═════ Provided information ═════
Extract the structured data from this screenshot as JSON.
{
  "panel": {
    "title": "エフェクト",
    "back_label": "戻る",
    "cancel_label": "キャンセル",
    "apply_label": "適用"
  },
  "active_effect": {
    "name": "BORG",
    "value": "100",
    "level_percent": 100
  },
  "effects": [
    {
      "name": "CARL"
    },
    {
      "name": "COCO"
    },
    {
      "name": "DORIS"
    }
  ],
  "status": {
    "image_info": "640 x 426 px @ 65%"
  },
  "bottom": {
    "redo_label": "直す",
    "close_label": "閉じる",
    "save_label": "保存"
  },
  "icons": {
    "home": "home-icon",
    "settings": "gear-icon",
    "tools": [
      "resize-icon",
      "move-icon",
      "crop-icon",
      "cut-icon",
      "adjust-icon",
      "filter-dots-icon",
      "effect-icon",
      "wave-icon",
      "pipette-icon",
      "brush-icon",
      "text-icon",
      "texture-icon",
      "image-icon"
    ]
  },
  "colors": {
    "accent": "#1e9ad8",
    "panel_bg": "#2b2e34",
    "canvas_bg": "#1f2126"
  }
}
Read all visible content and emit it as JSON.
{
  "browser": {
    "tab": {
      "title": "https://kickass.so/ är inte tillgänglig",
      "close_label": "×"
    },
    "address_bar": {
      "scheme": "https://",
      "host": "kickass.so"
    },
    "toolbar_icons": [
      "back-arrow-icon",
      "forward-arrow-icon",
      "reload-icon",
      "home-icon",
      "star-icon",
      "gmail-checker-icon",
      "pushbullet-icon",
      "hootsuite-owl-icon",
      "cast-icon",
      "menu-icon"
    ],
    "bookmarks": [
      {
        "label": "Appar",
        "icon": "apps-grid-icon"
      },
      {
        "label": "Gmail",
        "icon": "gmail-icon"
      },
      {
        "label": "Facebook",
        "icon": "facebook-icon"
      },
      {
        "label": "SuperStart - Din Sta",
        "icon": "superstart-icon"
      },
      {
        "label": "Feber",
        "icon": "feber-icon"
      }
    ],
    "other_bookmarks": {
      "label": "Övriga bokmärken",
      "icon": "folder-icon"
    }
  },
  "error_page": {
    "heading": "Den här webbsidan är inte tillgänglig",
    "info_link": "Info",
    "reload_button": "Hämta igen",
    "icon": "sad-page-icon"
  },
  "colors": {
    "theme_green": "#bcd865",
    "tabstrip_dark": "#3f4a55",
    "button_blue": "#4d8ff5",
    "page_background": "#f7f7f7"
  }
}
═════
- _What is asked_
Copy each line from the records above that includes the string "inte".

- _Result of this exercise_
      "title": "https://kickass.so/ är inte tillgänglig",
    "heading": "Den här webbsidan är inte tillgänglig",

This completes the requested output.